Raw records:
--- Start ---
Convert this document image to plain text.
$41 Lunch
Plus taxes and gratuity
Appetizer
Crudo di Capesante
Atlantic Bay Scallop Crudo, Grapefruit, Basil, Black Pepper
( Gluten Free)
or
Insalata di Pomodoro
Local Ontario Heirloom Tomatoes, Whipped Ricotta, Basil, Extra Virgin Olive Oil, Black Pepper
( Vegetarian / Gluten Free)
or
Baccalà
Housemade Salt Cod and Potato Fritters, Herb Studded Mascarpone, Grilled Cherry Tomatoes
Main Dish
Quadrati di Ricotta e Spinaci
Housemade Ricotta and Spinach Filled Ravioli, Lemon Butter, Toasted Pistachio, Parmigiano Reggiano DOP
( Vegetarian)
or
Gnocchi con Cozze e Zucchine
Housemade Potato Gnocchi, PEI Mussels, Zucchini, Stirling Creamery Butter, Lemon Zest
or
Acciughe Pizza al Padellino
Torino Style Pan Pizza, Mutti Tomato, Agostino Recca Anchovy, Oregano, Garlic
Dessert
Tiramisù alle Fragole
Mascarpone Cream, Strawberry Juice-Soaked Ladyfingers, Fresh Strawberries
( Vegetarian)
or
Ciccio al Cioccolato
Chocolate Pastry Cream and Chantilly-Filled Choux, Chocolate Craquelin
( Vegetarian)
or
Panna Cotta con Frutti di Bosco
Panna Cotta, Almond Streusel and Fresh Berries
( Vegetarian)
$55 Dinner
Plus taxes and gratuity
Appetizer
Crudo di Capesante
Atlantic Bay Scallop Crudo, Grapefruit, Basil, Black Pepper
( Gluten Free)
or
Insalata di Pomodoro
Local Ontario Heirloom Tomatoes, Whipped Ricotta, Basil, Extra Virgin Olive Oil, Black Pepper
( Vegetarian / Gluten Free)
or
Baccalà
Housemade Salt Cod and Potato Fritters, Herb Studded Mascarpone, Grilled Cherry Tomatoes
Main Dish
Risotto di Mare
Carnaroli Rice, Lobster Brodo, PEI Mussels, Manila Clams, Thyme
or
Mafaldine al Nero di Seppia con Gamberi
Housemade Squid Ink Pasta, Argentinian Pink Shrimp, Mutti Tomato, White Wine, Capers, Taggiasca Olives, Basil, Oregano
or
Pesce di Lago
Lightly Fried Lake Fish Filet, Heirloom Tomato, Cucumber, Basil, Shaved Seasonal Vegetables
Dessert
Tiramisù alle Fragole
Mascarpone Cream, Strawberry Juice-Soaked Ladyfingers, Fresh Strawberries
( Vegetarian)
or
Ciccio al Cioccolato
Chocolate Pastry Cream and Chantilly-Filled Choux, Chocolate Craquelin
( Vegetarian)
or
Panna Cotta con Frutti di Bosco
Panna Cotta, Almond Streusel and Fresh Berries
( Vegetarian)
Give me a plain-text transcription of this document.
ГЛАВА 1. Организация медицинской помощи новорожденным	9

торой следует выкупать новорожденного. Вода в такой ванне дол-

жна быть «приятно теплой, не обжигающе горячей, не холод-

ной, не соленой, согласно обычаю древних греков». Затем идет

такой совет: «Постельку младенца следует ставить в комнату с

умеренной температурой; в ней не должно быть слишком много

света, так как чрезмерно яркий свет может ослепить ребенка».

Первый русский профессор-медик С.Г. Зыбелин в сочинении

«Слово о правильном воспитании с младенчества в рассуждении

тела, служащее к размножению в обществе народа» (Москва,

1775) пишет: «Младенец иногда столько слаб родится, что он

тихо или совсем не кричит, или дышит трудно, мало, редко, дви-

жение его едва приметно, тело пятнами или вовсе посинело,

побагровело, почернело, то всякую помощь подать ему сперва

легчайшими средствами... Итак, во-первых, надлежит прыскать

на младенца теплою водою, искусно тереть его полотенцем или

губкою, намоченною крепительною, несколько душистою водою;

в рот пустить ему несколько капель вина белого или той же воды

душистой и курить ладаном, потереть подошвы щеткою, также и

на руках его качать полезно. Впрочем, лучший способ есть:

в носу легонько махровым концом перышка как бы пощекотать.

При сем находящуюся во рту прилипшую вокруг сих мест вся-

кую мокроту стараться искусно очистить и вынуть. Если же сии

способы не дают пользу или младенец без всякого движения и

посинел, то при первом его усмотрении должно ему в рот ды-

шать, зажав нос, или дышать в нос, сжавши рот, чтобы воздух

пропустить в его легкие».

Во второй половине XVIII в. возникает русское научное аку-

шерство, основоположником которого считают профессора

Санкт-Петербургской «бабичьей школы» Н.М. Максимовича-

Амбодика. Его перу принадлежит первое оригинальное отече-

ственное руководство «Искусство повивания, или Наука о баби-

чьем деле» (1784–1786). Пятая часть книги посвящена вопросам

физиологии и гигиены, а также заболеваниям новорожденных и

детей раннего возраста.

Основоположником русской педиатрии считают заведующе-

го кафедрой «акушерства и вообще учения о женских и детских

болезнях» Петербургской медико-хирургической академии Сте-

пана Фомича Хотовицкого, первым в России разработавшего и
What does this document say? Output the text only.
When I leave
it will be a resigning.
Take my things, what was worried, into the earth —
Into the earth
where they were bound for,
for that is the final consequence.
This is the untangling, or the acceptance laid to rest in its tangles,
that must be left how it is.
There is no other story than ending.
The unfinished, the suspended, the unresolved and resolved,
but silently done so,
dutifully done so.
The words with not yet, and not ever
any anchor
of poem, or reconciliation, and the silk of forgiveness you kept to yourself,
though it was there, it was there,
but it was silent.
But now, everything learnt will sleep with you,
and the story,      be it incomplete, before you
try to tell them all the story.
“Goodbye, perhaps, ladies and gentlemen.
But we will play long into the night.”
--- End ---
▶ _Aim of the exercise_:
Return each entry from above without altering a single character.

▶ _Solution_:
Convert this document image to plain text.
$41 Lunch
Plus taxes and gratuity
Appetizer
Crudo di Capesante
Atlantic Bay Scallop Crudo, Grapefruit, Basil, Black Pepper
( Gluten Free)
or
Insalata di Pomodoro
Local Ontario Heirloom Tomatoes, Whipped Ricotta, Basil, Extra Virgin Olive Oil, Black Pepper
( Vegetarian / Gluten Free)
or
Baccalà
Housemade Salt Cod and Potato Fritters, Herb Studded Mascarpone, Grilled Cherry Tomatoes
Main Dish
Quadrati di Ricotta e Spinaci
Housemade Ricotta and Spinach Filled Ravioli, Lemon Butter, Toasted Pistachio, Parmigiano Reggiano DOP
( Vegetarian)
or
Gnocchi con Cozze e Zucchine
Housemade Potato Gnocchi, PEI Mussels, Zucchini, Stirling Creamery Butter, Lemon Zest
or
Acciughe Pizza al Padellino
Torino Style Pan Pizza, Mutti Tomato, Agostino Recca Anchovy, Oregano, Garlic
Dessert
Tiramisù alle Fragole
Mascarpone Cream, Strawberry Juice-Soaked Ladyfingers, Fresh Strawberries
( Vegetarian)
or
Ciccio al Cioccolato
Chocolate Pastry Cream and Chantilly-Filled Choux, Chocolate Craquelin
( Vegetarian)
or
Panna Cotta con Frutti di Bosco
Panna Cotta, Almond Streusel and Fresh Berries
( Vegetarian)
$55 Dinner
Plus taxes and gratuity
Appetizer
Crudo di Capesante
Atlantic Bay Scallop Crudo, Grapefruit, Basil, Black Pepper
( Gluten Free)
or
Insalata di Pomodoro
Local Ontario Heirloom Tomatoes, Whipped Ricotta, Basil, Extra Virgin Olive Oil, Black Pepper
( Vegetarian / Gluten Free)
or
Baccalà
Housemade Salt Cod and Potato Fritters, Herb Studded Mascarpone, Grilled Cherry Tomatoes
Main Dish
Risotto di Mare
Carnaroli Rice, Lobster Brodo, PEI Mussels, Manila Clams, Thyme
or
Mafaldine al Nero di Seppia con Gamberi
Housemade Squid Ink Pasta, Argentinian Pink Shrimp, Mutti Tomato, White Wine, Capers, Taggiasca Olives, Basil, Oregano
or
Pesce di Lago
Lightly Fried Lake Fish Filet, Heirloom Tomato, Cucumber, Basil, Shaved Seasonal Vegetables
Dessert
Tiramisù alle Fragole
Mascarpone Cream, Strawberry Juice-Soaked Ladyfingers, Fresh Strawberries
( Vegetarian)
or
Ciccio al Cioccolato
Chocolate Pastry Cream and Chantilly-Filled Choux, Chocolate Craquelin
( Vegetarian)
or
Panna Cotta con Frutti di Bosco
Panna Cotta, Almond Streusel and Fresh Berries
( Vegetarian)
Give me a plain-text transcription of this document.
ГЛАВА 1. Организация медицинской помощи новорожденным	9

торой следует выкупать новорожденного. Вода в такой ванне дол-

жна быть «приятно теплой, не обжигающе горячей, не холод-

ной, не соленой, согласно обычаю древних греков». Затем идет

такой совет: «Постельку младенца следует ставить в комнату с

умеренной температурой; в ней не должно быть слишком много

света, так как чрезмерно яркий свет может ослепить ребенка».

Первый русский профессор-медик С.Г. Зыбелин в сочинении

«Слово о правильном воспитании с младенчества в рассуждении

тела, служащее к размножению в обществе народа» (Москва,

1775) пишет: «Младенец иногда столько слаб родится, что он

тихо или совсем не кричит, или дышит трудно, мало, редко, дви-

жение его едва приметно, тело пятнами или вовсе посинело,

побагровело, почернело, то всякую помощь подать ему сперва

легчайшими средствами... Итак, во-первых, надлежит прыскать

на младенца теплою водою, искусно тереть его полотенцем или

губкою, намоченною крепительною, несколько душистою водою;

в рот пустить ему несколько капель вина белого или той же воды

душистой и курить ладаном, потереть подошвы щеткою, также и

на руках его качать полезно. Впрочем, лучший способ есть:

в носу легонько махровым концом перышка как бы пощекотать.

При сем находящуюся во рту прилипшую вокруг сих мест вся-

кую мокроту стараться искусно очистить и вынуть. Если же сии

способы не дают пользу или младенец без всякого движения и

посинел, то при первом его усмотрении должно ему в рот ды-

шать, зажав нос, или дышать в нос, сжавши рот, чтобы воздух

пропустить в его легкие».

Во второй половине XVIII в. возникает русское научное аку-

шерство, основоположником которого считают профессора

Санкт-Петербургской «бабичьей школы» Н.М. Максимовича-

Амбодика. Его перу принадлежит первое оригинальное отече-

ственное руководство «Искусство повивания, или Наука о баби-

чьем деле» (1784–1786). Пятая часть книги посвящена вопросам

физиологии и гигиены, а также заболеваниям новорожденных и

детей раннего возраста.

Основоположником русской педиатрии считают заведующе-

го кафедрой «акушерства и вообще учения о женских и детских

болезнях» Петербургской медико-хирургической академии Сте-

пана Фомича Хотовицкого, первым в России разработавшего и
What does this document say? Output the text only.
When I leave
it will be a resigning.
Take my things, what was worried, into the earth —
Into the earth
where they were bound for,
for that is the final consequence.
This is the untangling, or the acceptance laid to rest in its tangles,
that must be left how it is.
There is no other story than ending.
The unfinished, the suspended, the unresolved and resolved,
but silently done so,
dutifully done so.
The words with not yet, and not ever
any anchor
of poem, or reconciliation, and the silk of forgiveness you kept to yourself,
though it was there, it was there,
but it was silent.
But now, everything learnt will sleep with you,
and the story,      be it incomplete, before you
try to tell them all the story.
“Goodbye, perhaps, ladies and gentlemen.
But we will play long into the night.”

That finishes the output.